_Goal of the exercise_. Report the number of lines in these entries that contain "title". Write only the number.

(Dataset excerpt)

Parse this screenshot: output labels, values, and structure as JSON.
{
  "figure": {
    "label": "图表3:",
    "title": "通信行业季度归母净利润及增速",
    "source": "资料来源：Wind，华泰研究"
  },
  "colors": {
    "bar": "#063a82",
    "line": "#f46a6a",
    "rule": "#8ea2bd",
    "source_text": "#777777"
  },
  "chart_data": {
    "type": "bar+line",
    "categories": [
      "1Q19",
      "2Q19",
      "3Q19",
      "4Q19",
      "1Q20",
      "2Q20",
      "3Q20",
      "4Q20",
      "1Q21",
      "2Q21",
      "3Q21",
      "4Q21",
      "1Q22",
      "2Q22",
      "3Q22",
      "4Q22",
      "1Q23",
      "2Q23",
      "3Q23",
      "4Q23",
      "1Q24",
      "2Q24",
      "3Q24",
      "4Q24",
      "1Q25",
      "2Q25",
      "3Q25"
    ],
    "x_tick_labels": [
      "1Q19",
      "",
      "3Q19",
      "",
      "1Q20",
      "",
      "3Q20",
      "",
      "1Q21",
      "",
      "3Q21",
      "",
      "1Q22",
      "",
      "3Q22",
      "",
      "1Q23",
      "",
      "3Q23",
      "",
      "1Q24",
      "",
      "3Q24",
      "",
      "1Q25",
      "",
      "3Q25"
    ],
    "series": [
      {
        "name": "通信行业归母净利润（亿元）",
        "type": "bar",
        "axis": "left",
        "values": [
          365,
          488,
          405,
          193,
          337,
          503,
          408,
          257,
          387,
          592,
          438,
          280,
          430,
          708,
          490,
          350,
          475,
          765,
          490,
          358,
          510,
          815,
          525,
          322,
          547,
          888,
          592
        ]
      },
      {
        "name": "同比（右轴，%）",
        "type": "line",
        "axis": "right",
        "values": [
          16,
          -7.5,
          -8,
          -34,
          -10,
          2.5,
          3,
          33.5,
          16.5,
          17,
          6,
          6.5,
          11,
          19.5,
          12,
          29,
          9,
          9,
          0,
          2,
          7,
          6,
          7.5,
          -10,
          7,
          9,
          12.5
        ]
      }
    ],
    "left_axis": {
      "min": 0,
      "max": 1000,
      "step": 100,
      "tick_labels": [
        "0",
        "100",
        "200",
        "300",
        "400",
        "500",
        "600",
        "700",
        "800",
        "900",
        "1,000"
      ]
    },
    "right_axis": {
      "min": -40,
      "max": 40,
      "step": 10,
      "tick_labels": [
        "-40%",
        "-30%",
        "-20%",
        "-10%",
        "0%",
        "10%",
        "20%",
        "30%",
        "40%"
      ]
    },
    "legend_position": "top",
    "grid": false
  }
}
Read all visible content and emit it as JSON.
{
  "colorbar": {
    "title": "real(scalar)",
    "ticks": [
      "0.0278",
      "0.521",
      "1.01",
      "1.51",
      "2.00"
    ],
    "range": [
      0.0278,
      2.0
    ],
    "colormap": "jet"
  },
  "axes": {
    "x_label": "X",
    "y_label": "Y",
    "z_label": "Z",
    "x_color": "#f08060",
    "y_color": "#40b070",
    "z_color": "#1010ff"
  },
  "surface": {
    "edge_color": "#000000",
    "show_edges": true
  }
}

_Exercise result_. 2